§ **Task details**
Exclude all pictures, then copy each of the records exactly as written.

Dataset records
-.-.-

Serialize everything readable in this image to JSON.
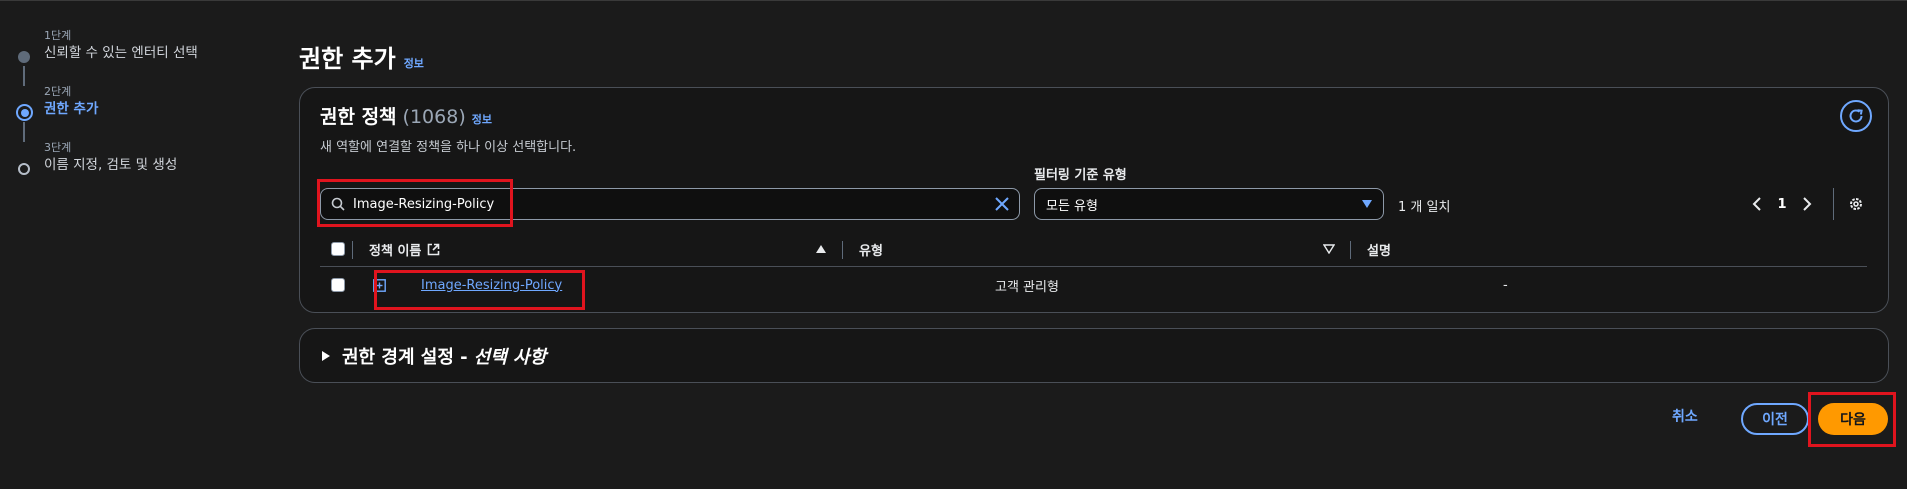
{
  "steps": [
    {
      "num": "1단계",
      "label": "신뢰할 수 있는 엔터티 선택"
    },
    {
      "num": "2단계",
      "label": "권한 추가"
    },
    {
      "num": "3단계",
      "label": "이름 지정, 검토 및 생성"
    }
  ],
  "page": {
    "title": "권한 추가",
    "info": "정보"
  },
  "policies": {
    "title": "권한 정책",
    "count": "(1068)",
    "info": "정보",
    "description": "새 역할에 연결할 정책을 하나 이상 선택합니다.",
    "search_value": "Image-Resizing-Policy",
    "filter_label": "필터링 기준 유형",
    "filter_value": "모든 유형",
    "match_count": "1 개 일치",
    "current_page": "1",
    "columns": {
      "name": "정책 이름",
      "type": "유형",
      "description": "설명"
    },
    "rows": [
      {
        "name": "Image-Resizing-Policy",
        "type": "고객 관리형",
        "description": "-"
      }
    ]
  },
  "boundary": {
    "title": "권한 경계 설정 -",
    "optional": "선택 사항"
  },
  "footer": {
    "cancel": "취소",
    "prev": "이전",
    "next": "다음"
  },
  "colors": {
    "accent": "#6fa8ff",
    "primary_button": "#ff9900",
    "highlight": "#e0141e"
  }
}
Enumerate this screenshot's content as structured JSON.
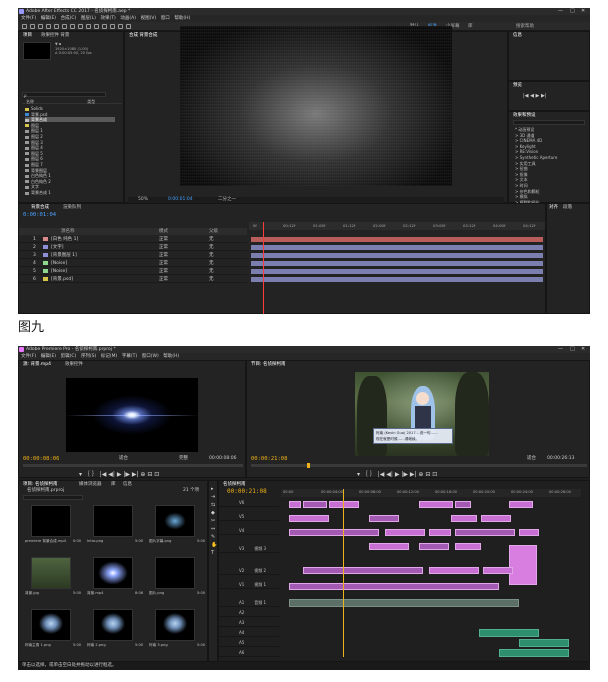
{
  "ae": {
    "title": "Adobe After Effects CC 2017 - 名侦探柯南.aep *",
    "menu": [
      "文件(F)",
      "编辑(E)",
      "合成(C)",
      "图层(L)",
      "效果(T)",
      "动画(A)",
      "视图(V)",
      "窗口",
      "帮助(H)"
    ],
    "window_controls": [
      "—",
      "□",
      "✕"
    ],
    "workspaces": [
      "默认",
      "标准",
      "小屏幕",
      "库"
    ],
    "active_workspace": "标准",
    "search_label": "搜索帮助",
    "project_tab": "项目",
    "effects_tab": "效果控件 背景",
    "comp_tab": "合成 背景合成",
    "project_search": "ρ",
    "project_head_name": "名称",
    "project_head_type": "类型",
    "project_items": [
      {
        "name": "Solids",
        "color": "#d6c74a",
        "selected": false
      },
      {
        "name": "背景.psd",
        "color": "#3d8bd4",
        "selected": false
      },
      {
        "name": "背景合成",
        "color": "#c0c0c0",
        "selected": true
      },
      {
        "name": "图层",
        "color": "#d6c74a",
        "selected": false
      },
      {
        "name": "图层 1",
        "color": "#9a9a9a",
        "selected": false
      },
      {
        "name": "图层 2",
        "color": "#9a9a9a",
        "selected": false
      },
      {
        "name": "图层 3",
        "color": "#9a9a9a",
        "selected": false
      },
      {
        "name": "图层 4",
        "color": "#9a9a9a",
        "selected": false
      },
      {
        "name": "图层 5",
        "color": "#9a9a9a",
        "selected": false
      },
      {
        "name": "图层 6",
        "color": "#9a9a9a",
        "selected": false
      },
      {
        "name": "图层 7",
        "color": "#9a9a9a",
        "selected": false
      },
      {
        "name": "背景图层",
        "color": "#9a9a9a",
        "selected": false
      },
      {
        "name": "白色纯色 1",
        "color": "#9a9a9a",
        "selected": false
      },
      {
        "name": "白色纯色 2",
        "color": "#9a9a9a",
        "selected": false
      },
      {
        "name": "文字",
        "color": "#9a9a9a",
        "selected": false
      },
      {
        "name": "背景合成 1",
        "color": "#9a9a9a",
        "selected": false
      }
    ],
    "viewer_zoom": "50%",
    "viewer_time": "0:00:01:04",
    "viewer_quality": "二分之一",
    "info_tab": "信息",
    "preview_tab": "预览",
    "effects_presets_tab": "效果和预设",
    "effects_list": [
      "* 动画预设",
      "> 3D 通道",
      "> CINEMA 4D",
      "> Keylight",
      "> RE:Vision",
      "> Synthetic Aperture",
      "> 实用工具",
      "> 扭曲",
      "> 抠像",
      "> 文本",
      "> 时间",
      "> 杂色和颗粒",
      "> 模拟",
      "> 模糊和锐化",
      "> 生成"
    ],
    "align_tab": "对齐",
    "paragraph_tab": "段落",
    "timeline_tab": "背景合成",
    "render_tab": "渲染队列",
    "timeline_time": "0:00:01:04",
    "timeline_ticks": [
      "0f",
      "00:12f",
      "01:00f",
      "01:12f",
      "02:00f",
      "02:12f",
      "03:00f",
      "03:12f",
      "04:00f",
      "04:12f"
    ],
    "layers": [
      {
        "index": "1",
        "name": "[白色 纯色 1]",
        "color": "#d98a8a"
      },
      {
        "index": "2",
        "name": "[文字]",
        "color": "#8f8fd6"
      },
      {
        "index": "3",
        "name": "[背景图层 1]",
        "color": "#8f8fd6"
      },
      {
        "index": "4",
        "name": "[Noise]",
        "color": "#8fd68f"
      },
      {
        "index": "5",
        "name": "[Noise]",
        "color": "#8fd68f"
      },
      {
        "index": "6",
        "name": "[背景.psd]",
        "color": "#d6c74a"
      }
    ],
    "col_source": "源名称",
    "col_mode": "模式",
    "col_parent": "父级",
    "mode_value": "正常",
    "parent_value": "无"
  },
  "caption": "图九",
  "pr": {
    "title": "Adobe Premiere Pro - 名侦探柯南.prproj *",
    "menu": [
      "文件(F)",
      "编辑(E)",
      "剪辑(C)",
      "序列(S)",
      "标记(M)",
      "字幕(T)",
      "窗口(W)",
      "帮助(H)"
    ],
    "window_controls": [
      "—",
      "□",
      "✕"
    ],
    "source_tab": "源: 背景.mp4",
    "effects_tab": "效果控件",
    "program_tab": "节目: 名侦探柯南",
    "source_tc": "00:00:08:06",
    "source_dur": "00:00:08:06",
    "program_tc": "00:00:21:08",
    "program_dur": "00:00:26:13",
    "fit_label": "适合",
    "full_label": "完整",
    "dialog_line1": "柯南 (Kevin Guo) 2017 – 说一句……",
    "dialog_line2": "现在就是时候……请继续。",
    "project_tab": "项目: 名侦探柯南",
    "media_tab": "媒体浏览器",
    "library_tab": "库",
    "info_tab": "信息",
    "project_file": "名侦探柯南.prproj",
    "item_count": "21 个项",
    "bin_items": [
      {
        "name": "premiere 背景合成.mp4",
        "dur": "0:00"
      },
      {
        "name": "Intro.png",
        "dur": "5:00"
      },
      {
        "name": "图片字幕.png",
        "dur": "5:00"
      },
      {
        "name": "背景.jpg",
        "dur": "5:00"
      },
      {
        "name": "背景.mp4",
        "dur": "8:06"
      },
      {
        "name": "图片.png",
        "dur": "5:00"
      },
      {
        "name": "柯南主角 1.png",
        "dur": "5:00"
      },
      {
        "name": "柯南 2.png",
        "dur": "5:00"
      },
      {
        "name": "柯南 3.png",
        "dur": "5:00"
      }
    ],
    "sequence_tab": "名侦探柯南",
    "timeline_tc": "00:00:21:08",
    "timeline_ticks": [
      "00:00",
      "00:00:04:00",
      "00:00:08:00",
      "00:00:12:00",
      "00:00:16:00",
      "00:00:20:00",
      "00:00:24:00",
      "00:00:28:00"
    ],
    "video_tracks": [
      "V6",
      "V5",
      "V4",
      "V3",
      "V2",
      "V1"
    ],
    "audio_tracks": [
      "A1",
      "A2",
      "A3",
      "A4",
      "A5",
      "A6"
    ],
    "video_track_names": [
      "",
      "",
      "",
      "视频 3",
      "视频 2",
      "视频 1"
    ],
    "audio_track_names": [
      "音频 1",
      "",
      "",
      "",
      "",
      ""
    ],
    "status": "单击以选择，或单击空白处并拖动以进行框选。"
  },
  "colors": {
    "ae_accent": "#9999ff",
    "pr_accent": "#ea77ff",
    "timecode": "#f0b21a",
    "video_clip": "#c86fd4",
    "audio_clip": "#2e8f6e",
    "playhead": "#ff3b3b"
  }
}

-.-.-

§ **Answer to the task**
Serialize everything readable in this image to JSON.
{
  "steps": [
    {
      "num": "1단계",
      "label": "신뢰할 수 있는 엔터티 선택"
    },
    {
      "num": "2단계",
      "label": "권한 추가"
    },
    {
      "num": "3단계",
      "label": "이름 지정, 검토 및 생성"
    }
  ],
  "page": {
    "title": "권한 추가",
    "info": "정보"
  },
  "policies": {
    "title": "권한 정책",
    "count": "(1068)",
    "info": "정보",
    "description": "새 역할에 연결할 정책을 하나 이상 선택합니다.",
    "search_value": "Image-Resizing-Policy",
    "filter_label": "필터링 기준 유형",
    "filter_value": "모든 유형",
    "match_count": "1 개 일치",
    "current_page": "1",
    "columns": {
      "name": "정책 이름",
      "type": "유형",
      "description": "설명"
    },
    "rows": [
      {
        "name": "Image-Resizing-Policy",
        "type": "고객 관리형",
        "description": "-"
      }
    ]
  },
  "boundary": {
    "title": "권한 경계 설정 -",
    "optional": "선택 사항"
  },
  "footer": {
    "cancel": "취소",
    "prev": "이전",
    "next": "다음"
  },
  "colors": {
    "accent": "#6fa8ff",
    "primary_button": "#ff9900",
    "highlight": "#e0141e"
  }
}
Enumerate this screenshot's content as structured JSON.
{
  "ae": {
    "title": "Adobe After Effects CC 2017 - 名侦探柯南.aep *",
    "menu": [
      "文件(F)",
      "编辑(E)",
      "合成(C)",
      "图层(L)",
      "效果(T)",
      "动画(A)",
      "视图(V)",
      "窗口",
      "帮助(H)"
    ],
    "window_controls": [
      "—",
      "□",
      "✕"
    ],
    "workspaces": [
      "默认",
      "标准",
      "小屏幕",
      "库"
    ],
    "active_workspace": "标准",
    "search_label": "搜索帮助",
    "project_tab": "项目",
    "effects_tab": "效果控件 背景",
    "comp_tab": "合成 背景合成",
    "project_search": "ρ",
    "project_head_name": "名称",
    "project_head_type": "类型",
    "project_items": [
      {
        "name": "Solids",
        "color": "#d6c74a",
        "selected": false
      },
      {
        "name": "背景.psd",
        "color": "#3d8bd4",
        "selected": false
      },
      {
        "name": "背景合成",
        "color": "#c0c0c0",
        "selected": true
      },
      {
        "name": "图层",
        "color": "#d6c74a",
        "selected": false
      },
      {
        "name": "图层 1",
        "color": "#9a9a9a",
        "selected": false
      },
      {
        "name": "图层 2",
        "color": "#9a9a9a",
        "selected": false
      },
      {
        "name": "图层 3",
        "color": "#9a9a9a",
        "selected": false
      },
      {
        "name": "图层 4",
        "color": "#9a9a9a",
        "selected": false
      },
      {
        "name": "图层 5",
        "color": "#9a9a9a",
        "selected": false
      },
      {
        "name": "图层 6",
        "color": "#9a9a9a",
        "selected": false
      },
      {
        "name": "图层 7",
        "color": "#9a9a9a",
        "selected": false
      },
      {
        "name": "背景图层",
        "color": "#9a9a9a",
        "selected": false
      },
      {
        "name": "白色纯色 1",
        "color": "#9a9a9a",
        "selected": false
      },
      {
        "name": "白色纯色 2",
        "color": "#9a9a9a",
        "selected": false
      },
      {
        "name": "文字",
        "color": "#9a9a9a",
        "selected": false
      },
      {
        "name": "背景合成 1",
        "color": "#9a9a9a",
        "selected": false
      }
    ],
    "viewer_zoom": "50%",
    "viewer_time": "0:00:01:04",
    "viewer_quality": "二分之一",
    "info_tab": "信息",
    "preview_tab": "预览",
    "effects_presets_tab": "效果和预设",
    "effects_list": [
      "* 动画预设",
      "> 3D 通道",
      "> CINEMA 4D",
      "> Keylight",
      "> RE:Vision",
      "> Synthetic Aperture",
      "> 实用工具",
      "> 扭曲",
      "> 抠像",
      "> 文本",
      "> 时间",
      "> 杂色和颗粒",
      "> 模拟",
      "> 模糊和锐化",
      "> 生成"
    ],
    "align_tab": "对齐",
    "paragraph_tab": "段落",
    "timeline_tab": "背景合成",
    "render_tab": "渲染队列",
    "timeline_time": "0:00:01:04",
    "timeline_ticks": [
      "0f",
      "00:12f",
      "01:00f",
      "01:12f",
      "02:00f",
      "02:12f",
      "03:00f",
      "03:12f",
      "04:00f",
      "04:12f"
    ],
    "layers": [
      {
        "index": "1",
        "name": "[白色 纯色 1]",
        "color": "#d98a8a"
      },
      {
        "index": "2",
        "name": "[文字]",
        "color": "#8f8fd6"
      },
      {
        "index": "3",
        "name": "[背景图层 1]",
        "color": "#8f8fd6"
      },
      {
        "index": "4",
        "name": "[Noise]",
        "color": "#8fd68f"
      },
      {
        "index": "5",
        "name": "[Noise]",
        "color": "#8fd68f"
      },
      {
        "index": "6",
        "name": "[背景.psd]",
        "color": "#d6c74a"
      }
    ],
    "col_source": "源名称",
    "col_mode": "模式",
    "col_parent": "父级",
    "mode_value": "正常",
    "parent_value": "无"
  },
  "caption": "图九",
  "pr": {
    "title": "Adobe Premiere Pro - 名侦探柯南.prproj *",
    "menu": [
      "文件(F)",
      "编辑(E)",
      "剪辑(C)",
      "序列(S)",
      "标记(M)",
      "字幕(T)",
      "窗口(W)",
      "帮助(H)"
    ],
    "window_controls": [
      "—",
      "□",
      "✕"
    ],
    "source_tab": "源: 背景.mp4",
    "effects_tab": "效果控件",
    "program_tab": "节目: 名侦探柯南",
    "source_tc": "00:00:08:06",
    "source_dur": "00:00:08:06",
    "program_tc": "00:00:21:08",
    "program_dur": "00:00:26:13",
    "fit_label": "适合",
    "full_label": "完整",
    "dialog_line1": "柯南 (Kevin Guo) 2017 – 说一句……",
    "dialog_line2": "现在就是时候……请继续。",
    "project_tab": "项目: 名侦探柯南",
    "media_tab": "媒体浏览器",
    "library_tab": "库",
    "info_tab": "信息",
    "project_file": "名侦探柯南.prproj",
    "item_count": "21 个项",
    "bin_items": [
      {
        "name": "premiere 背景合成.mp4",
        "dur": "0:00"
      },
      {
        "name": "Intro.png",
        "dur": "5:00"
      },
      {
        "name": "图片字幕.png",
        "dur": "5:00"
      },
      {
        "name": "背景.jpg",
        "dur": "5:00"
      },
      {
        "name": "背景.mp4",
        "dur": "8:06"
      },
      {
        "name": "图片.png",
        "dur": "5:00"
      },
      {
        "name": "柯南主角 1.png",
        "dur": "5:00"
      },
      {
        "name": "柯南 2.png",
        "dur": "5:00"
      },
      {
        "name": "柯南 3.png",
        "dur": "5:00"
      }
    ],
    "sequence_tab": "名侦探柯南",
    "timeline_tc": "00:00:21:08",
    "timeline_ticks": [
      "00:00",
      "00:00:04:00",
      "00:00:08:00",
      "00:00:12:00",
      "00:00:16:00",
      "00:00:20:00",
      "00:00:24:00",
      "00:00:28:00"
    ],
    "video_tracks": [
      "V6",
      "V5",
      "V4",
      "V3",
      "V2",
      "V1"
    ],
    "audio_tracks": [
      "A1",
      "A2",
      "A3",
      "A4",
      "A5",
      "A6"
    ],
    "video_track_names": [
      "",
      "",
      "",
      "视频 3",
      "视频 2",
      "视频 1"
    ],
    "audio_track_names": [
      "音频 1",
      "",
      "",
      "",
      "",
      ""
    ],
    "status": "单击以选择，或单击空白处并拖动以进行框选。"
  },
  "colors": {
    "ae_accent": "#9999ff",
    "pr_accent": "#ea77ff",
    "timecode": "#f0b21a",
    "video_clip": "#c86fd4",
    "audio_clip": "#2e8f6e",
    "playhead": "#ff3b3b"
  }
}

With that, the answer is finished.